— Begin Source data —

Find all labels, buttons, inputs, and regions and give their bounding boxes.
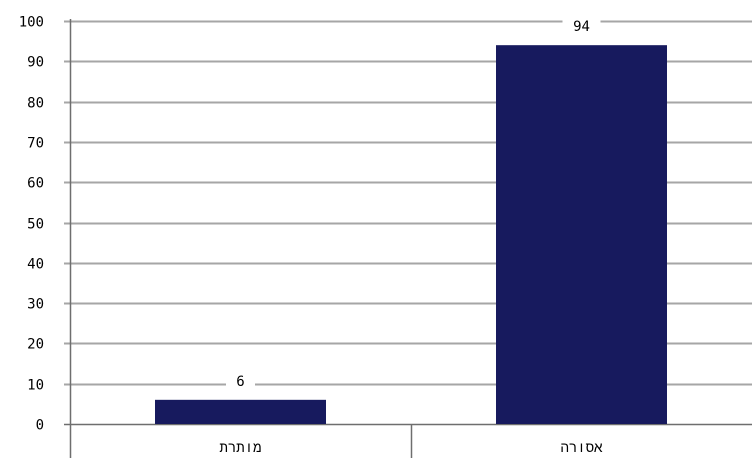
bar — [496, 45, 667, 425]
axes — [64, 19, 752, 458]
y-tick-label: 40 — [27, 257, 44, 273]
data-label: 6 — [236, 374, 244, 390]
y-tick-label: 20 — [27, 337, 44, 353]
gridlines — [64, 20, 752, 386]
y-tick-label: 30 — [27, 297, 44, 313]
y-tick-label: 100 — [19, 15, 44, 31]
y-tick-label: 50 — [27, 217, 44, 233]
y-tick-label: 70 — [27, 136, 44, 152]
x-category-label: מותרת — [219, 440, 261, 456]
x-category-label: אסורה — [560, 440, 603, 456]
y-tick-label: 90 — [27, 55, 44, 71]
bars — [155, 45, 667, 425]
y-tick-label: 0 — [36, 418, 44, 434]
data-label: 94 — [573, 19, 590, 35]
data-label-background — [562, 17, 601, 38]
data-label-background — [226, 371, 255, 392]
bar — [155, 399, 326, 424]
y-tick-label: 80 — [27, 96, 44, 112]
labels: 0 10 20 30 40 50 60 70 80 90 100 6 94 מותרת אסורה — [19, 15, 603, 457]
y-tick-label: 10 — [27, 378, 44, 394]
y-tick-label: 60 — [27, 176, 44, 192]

— End Source data —

Please copy every line of the items above word for word, without the picture.

Find all labels, buttons, inputs, and regions and give their bounding boxes.
bar — [496, 45, 667, 425]
axes — [64, 19, 752, 458]
y-tick-label: 40 — [27, 257, 44, 273]
data-label: 6 — [236, 374, 244, 390]
y-tick-label: 20 — [27, 337, 44, 353]
gridlines — [64, 20, 752, 386]
y-tick-label: 30 — [27, 297, 44, 313]
y-tick-label: 100 — [19, 15, 44, 31]
y-tick-label: 50 — [27, 217, 44, 233]
y-tick-label: 70 — [27, 136, 44, 152]
x-category-label: מותרת — [219, 440, 261, 456]
x-category-label: אסורה — [560, 440, 603, 456]
y-tick-label: 90 — [27, 55, 44, 71]
bars — [155, 45, 667, 425]
y-tick-label: 0 — [36, 418, 44, 434]
data-label: 94 — [573, 19, 590, 35]
data-label-background — [562, 17, 601, 38]
data-label-background — [226, 371, 255, 392]
bar — [155, 399, 326, 424]
y-tick-label: 80 — [27, 96, 44, 112]
labels: 0 10 20 30 40 50 60 70 80 90 100 6 94 מותרת אסורה — [19, 15, 603, 457]
y-tick-label: 10 — [27, 378, 44, 394]
y-tick-label: 60 — [27, 176, 44, 192]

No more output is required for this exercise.